WRITTEN INSTRUCTION
Write out each line in which the string "الأغذية" is present.
+ + + + + + +
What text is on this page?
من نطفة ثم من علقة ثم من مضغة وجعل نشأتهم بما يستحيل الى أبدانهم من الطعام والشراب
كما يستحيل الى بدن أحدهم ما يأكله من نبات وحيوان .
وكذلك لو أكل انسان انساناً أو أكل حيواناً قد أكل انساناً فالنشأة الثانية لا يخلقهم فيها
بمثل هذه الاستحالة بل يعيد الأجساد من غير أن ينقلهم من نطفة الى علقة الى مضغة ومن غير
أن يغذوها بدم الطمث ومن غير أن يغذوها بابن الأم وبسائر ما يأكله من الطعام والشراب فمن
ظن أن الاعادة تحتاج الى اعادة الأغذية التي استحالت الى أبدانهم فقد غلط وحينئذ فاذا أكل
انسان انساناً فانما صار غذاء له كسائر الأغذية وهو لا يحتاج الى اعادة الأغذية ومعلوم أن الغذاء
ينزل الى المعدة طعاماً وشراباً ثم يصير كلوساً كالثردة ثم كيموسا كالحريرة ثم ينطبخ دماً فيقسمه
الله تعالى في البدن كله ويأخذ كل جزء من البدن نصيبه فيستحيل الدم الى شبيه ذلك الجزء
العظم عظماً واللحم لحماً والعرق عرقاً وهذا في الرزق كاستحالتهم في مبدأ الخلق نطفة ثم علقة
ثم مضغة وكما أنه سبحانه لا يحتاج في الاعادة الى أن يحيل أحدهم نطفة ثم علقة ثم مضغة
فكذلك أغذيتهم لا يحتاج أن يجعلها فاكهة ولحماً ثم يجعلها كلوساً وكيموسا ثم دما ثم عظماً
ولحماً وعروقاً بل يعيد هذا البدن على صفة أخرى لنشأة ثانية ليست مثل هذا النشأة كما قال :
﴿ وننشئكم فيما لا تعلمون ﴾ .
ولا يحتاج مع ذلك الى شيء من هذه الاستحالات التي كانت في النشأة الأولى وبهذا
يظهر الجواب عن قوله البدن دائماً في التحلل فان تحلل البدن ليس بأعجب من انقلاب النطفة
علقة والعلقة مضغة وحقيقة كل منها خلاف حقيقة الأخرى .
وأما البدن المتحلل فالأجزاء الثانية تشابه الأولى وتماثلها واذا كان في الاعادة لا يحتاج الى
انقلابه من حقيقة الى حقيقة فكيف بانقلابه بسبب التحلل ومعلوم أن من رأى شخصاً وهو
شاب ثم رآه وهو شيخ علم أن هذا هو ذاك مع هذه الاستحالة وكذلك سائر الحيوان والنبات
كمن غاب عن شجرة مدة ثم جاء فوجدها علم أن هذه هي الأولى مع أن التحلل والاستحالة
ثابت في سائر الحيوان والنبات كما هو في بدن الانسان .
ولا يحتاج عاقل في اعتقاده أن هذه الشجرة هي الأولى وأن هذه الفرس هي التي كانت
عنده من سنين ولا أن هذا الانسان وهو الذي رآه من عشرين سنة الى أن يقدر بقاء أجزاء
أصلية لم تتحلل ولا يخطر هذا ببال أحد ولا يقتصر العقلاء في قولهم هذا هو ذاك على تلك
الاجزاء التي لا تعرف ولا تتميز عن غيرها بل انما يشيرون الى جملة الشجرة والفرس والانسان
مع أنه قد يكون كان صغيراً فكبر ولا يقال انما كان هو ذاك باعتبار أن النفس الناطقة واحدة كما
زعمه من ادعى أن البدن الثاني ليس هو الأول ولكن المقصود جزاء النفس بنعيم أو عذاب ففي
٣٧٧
+ + + + + + +
RESPONSE
ظن أن الاعادة تحتاج الى اعادة الأغذية التي استحالت الى أبدانهم فقد غلط وحينئذ فاذا أكل
انسان انساناً فانما صار غذاء له كسائر الأغذية وهو لا يحتاج الى اعادة الأغذية ومعلوم أن الغذاء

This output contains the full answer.